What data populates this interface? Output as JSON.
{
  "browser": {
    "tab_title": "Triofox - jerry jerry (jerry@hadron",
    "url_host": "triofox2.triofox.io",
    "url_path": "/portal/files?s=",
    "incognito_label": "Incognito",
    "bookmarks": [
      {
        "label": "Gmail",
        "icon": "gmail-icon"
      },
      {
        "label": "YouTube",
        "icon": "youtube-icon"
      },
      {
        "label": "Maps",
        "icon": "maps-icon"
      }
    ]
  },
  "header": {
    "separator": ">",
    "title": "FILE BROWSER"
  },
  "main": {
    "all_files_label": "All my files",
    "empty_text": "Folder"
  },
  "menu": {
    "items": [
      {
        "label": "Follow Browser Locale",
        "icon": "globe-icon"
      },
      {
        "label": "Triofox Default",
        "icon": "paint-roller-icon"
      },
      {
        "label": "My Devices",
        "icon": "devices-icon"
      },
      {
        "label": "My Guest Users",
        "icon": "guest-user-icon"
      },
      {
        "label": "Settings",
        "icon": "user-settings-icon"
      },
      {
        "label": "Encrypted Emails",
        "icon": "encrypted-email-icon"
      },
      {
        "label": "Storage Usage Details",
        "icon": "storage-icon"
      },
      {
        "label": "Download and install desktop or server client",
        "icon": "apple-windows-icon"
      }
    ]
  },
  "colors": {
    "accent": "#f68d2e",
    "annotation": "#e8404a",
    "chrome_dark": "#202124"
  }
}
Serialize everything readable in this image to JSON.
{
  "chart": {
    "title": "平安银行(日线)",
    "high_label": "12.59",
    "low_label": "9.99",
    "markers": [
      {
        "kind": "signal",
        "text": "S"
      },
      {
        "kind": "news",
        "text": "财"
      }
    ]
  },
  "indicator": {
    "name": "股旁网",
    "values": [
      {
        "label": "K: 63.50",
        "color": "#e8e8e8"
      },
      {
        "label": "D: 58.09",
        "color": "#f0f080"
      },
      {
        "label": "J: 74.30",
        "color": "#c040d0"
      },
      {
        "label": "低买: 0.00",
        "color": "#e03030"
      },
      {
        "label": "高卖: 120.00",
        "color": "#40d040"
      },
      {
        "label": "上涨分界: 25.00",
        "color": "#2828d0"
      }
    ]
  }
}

§ §

[What this task involves] Only the number is wanted: how many lines of the data contain the word "JSON"?

[Complete response] 2